◆ REQUIREMENT ◆
Copy out every line of the records where the string "name" occurs.

----- RECORDS TO PROCESS -----

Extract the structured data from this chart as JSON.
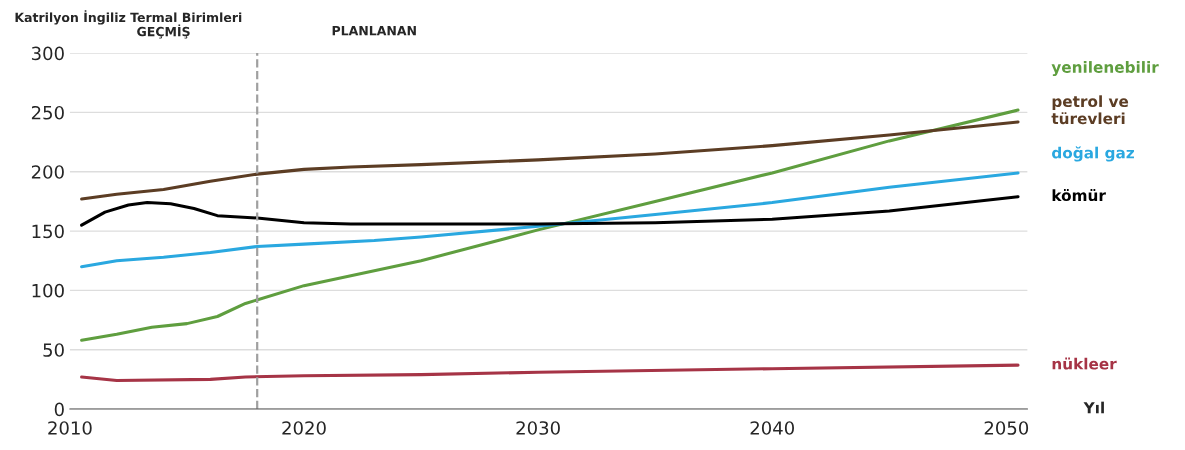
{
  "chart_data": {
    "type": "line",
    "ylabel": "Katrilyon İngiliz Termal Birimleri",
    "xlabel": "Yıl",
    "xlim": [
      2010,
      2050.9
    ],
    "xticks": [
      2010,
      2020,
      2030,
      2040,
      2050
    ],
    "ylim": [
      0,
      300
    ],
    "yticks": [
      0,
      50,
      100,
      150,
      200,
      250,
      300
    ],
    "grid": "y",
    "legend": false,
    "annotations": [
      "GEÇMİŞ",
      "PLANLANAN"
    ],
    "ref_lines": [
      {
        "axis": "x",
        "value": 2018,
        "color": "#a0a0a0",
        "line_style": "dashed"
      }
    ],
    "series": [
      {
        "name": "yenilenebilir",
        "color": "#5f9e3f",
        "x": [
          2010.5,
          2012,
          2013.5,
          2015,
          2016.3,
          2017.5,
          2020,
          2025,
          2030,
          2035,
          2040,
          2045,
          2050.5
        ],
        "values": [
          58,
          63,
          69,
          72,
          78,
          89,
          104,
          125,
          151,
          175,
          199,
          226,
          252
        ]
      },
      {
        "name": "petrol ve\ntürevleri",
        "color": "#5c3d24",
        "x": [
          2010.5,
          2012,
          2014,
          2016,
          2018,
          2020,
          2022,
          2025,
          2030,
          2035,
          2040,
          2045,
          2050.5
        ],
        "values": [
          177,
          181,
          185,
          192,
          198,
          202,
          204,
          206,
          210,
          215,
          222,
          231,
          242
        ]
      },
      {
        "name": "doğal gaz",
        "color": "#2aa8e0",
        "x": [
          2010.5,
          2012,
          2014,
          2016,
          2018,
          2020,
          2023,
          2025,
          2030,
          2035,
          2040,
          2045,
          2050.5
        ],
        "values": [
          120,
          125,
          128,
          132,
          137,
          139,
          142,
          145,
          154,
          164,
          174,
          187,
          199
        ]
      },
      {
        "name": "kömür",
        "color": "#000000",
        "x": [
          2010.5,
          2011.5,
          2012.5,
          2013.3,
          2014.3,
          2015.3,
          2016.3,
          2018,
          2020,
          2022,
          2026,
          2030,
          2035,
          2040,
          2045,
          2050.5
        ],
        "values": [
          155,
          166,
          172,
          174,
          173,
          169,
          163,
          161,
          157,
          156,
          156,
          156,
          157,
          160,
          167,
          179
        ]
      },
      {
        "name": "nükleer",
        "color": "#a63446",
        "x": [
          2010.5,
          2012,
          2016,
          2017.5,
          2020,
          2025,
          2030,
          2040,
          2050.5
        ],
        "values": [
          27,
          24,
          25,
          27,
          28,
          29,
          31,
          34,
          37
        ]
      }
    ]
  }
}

-----
----- RECORDS TO PROCESS -----

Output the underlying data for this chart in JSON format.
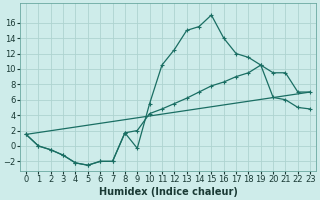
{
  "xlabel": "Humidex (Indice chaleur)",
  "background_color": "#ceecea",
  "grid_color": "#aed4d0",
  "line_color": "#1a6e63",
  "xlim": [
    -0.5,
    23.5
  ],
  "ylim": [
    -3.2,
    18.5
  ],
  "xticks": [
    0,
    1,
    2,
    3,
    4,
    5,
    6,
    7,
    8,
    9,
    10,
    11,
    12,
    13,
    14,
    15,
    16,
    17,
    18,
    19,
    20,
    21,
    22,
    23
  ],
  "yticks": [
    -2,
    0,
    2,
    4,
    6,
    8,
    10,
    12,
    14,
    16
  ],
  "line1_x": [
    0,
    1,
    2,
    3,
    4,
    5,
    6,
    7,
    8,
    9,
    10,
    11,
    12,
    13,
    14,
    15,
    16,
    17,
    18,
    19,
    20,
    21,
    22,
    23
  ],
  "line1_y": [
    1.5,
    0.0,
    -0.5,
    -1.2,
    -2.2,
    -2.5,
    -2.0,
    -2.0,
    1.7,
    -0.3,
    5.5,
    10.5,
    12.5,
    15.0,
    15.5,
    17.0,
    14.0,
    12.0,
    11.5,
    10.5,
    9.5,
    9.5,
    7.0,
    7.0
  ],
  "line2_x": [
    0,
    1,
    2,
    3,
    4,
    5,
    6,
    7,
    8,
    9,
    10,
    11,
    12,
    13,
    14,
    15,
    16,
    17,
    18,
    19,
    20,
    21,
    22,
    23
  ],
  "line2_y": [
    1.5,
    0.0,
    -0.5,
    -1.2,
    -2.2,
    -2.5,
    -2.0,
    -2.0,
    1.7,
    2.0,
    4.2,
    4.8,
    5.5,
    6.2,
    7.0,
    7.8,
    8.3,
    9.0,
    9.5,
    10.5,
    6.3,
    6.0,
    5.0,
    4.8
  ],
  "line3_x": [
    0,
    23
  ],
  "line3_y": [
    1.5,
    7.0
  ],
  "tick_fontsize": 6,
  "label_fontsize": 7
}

-----

◆ ANSWER ◆
        "name": "yenilenebilir",
        "name": "petrol ve\ntürevleri",
        "name": "doğal gaz",
        "name": "kömür",
        "name": "nükleer",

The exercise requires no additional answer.